(EXTRACTED ENTRIES)

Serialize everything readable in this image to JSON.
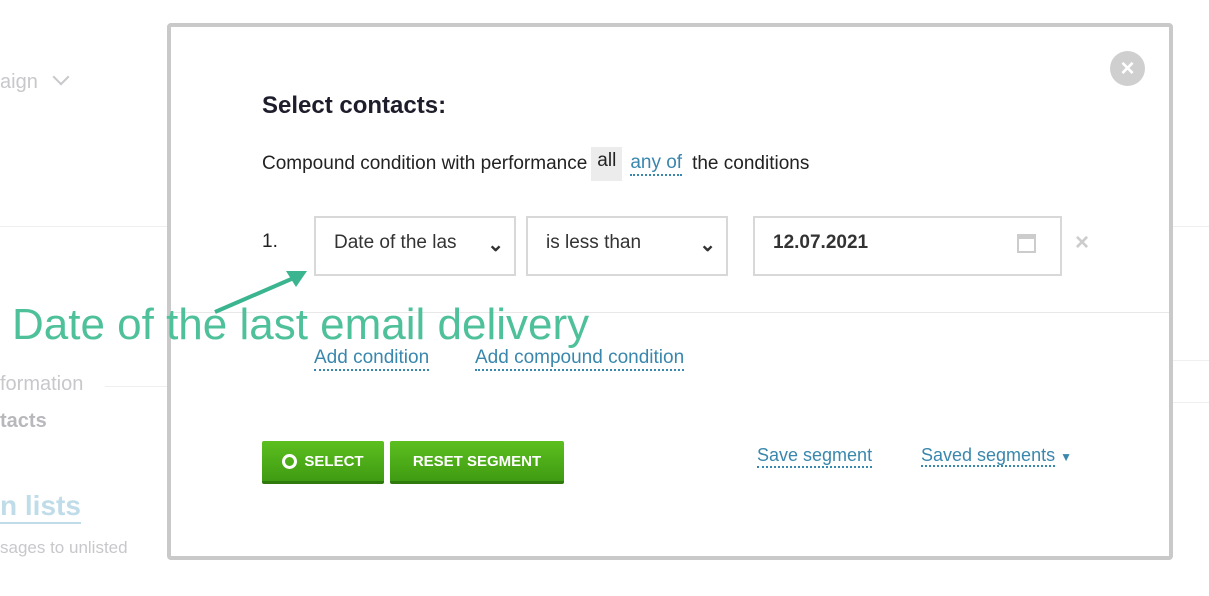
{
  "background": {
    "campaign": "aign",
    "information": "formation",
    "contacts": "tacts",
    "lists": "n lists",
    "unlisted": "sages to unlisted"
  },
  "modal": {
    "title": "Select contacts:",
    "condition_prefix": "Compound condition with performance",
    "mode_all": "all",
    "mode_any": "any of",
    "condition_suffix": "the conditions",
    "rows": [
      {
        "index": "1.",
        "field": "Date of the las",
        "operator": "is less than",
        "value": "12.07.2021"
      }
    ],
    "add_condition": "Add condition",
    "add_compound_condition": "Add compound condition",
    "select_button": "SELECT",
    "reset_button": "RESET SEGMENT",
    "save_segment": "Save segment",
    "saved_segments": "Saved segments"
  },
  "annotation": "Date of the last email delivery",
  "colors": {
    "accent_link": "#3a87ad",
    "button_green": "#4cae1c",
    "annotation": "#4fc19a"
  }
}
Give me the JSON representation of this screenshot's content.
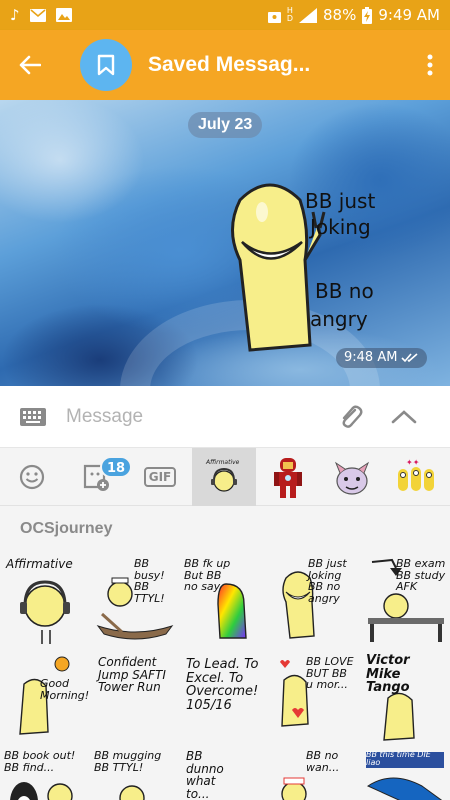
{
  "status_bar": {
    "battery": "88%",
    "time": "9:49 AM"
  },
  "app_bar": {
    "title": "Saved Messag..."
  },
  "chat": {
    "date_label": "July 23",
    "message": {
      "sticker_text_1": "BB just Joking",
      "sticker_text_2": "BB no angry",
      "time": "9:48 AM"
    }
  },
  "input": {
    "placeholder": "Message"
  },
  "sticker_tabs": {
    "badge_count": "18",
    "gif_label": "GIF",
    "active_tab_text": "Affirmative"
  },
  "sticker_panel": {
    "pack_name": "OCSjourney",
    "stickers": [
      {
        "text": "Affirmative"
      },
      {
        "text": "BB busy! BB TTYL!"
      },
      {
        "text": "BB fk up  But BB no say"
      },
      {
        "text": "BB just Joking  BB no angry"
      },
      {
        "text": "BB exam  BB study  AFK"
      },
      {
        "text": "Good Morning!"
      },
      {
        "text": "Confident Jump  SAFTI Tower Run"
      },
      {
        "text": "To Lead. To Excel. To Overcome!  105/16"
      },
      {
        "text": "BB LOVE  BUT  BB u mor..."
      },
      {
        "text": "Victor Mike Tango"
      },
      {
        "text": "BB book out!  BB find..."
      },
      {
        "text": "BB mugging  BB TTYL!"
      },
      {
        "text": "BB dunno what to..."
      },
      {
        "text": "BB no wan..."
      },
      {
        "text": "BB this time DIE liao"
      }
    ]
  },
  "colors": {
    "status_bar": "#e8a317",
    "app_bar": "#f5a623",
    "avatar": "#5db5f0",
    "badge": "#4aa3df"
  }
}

(EXERCISE AIM)
Output every entry verbatim. Pictures do not belong in the copy.

(FINAL RESULT)
Serialize everything readable in this image to JSON.
{
  "background": {
    "campaign": "aign",
    "information": "formation",
    "contacts": "tacts",
    "lists": "n lists",
    "unlisted": "sages to unlisted"
  },
  "modal": {
    "title": "Select contacts:",
    "condition_prefix": "Compound condition with performance",
    "mode_all": "all",
    "mode_any": "any of",
    "condition_suffix": "the conditions",
    "rows": [
      {
        "index": "1.",
        "field": "Date of the las",
        "operator": "is less than",
        "value": "12.07.2021"
      }
    ],
    "add_condition": "Add condition",
    "add_compound_condition": "Add compound condition",
    "select_button": "SELECT",
    "reset_button": "RESET SEGMENT",
    "save_segment": "Save segment",
    "saved_segments": "Saved segments"
  },
  "annotation": "Date of the last email delivery",
  "colors": {
    "accent_link": "#3a87ad",
    "button_green": "#4cae1c",
    "annotation": "#4fc19a"
  }
}
Give me the JSON representation of this screenshot's content.
{
  "status_bar": {
    "battery": "88%",
    "time": "9:49 AM"
  },
  "app_bar": {
    "title": "Saved Messag..."
  },
  "chat": {
    "date_label": "July 23",
    "message": {
      "sticker_text_1": "BB just Joking",
      "sticker_text_2": "BB no angry",
      "time": "9:48 AM"
    }
  },
  "input": {
    "placeholder": "Message"
  },
  "sticker_tabs": {
    "badge_count": "18",
    "gif_label": "GIF",
    "active_tab_text": "Affirmative"
  },
  "sticker_panel": {
    "pack_name": "OCSjourney",
    "stickers": [
      {
        "text": "Affirmative"
      },
      {
        "text": "BB busy! BB TTYL!"
      },
      {
        "text": "BB fk up  But BB no say"
      },
      {
        "text": "BB just Joking  BB no angry"
      },
      {
        "text": "BB exam  BB study  AFK"
      },
      {
        "text": "Good Morning!"
      },
      {
        "text": "Confident Jump  SAFTI Tower Run"
      },
      {
        "text": "To Lead. To Excel. To Overcome!  105/16"
      },
      {
        "text": "BB LOVE  BUT  BB u mor..."
      },
      {
        "text": "Victor Mike Tango"
      },
      {
        "text": "BB book out!  BB find..."
      },
      {
        "text": "BB mugging  BB TTYL!"
      },
      {
        "text": "BB dunno what to..."
      },
      {
        "text": "BB no wan..."
      },
      {
        "text": "BB this time DIE liao"
      }
    ]
  },
  "colors": {
    "status_bar": "#e8a317",
    "app_bar": "#f5a623",
    "avatar": "#5db5f0",
    "badge": "#4aa3df"
  }
}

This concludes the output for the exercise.